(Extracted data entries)
---

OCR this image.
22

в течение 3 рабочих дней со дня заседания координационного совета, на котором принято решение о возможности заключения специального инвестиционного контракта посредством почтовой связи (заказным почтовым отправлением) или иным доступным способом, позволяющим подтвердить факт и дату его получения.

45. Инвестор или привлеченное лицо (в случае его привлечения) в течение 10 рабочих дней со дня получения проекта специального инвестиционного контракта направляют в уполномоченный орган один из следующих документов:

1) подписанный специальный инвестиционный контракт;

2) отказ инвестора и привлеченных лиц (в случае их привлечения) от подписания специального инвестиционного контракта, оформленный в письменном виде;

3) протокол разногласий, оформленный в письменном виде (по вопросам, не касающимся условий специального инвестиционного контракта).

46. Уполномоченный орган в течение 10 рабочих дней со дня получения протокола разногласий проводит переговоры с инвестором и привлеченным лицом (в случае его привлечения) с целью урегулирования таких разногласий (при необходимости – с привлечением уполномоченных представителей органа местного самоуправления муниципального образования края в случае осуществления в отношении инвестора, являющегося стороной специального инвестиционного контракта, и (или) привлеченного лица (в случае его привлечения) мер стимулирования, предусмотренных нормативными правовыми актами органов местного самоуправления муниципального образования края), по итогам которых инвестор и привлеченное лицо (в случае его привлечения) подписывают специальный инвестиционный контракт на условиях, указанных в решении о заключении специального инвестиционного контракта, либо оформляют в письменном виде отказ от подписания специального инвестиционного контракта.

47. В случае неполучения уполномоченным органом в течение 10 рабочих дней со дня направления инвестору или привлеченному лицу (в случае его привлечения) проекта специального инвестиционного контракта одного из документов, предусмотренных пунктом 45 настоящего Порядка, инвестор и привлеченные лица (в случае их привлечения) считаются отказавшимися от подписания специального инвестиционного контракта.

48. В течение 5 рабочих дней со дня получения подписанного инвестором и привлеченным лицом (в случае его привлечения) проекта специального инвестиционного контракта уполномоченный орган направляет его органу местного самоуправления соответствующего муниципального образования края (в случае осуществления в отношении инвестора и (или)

---

# Stated exercise
Every line of the listing that holds "оформленный" should be found and copied.

# Written answer
2) отказ инвестора и привлеченных лиц (в случае их привлечения) от подписания специального инвестиционного контракта, оформленный в письменном виде;
3) протокол разногласий, оформленный в письменном виде (по вопросам, не касающимся условий специального инвестиционного контракта).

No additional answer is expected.